DIRECTIONS FOR THIS TASK:
Look through the data below and return each line where "bien" appears.
----- SOURCE MATERIAL -----
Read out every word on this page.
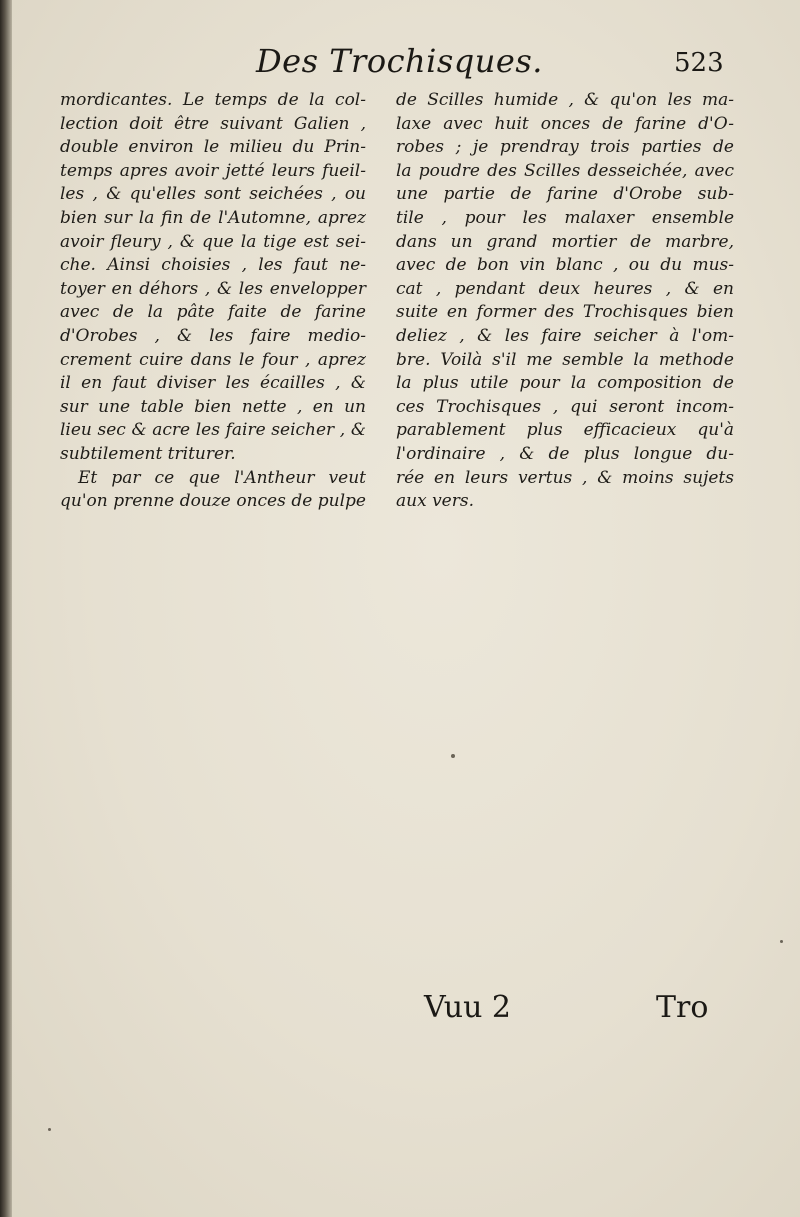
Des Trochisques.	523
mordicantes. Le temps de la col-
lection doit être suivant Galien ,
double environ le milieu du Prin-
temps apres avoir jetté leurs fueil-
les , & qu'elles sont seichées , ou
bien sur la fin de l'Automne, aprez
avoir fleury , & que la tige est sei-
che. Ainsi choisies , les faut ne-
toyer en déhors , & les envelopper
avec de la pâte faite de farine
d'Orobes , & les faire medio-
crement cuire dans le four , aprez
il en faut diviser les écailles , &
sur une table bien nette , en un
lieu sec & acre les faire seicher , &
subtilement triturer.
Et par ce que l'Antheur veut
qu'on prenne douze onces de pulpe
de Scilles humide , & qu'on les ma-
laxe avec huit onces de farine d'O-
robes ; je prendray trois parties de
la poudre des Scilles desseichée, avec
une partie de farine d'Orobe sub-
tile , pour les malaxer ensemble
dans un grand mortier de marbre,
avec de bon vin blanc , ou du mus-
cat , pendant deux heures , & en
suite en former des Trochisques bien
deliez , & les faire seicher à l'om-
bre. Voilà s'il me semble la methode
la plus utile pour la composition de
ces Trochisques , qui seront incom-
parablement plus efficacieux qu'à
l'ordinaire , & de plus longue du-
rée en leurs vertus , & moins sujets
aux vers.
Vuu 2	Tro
-----
COMPLETE RESPONSE:
bien sur la fin de l'Automne, aprez
sur une table bien nette , en un
suite en former des Trochisques bien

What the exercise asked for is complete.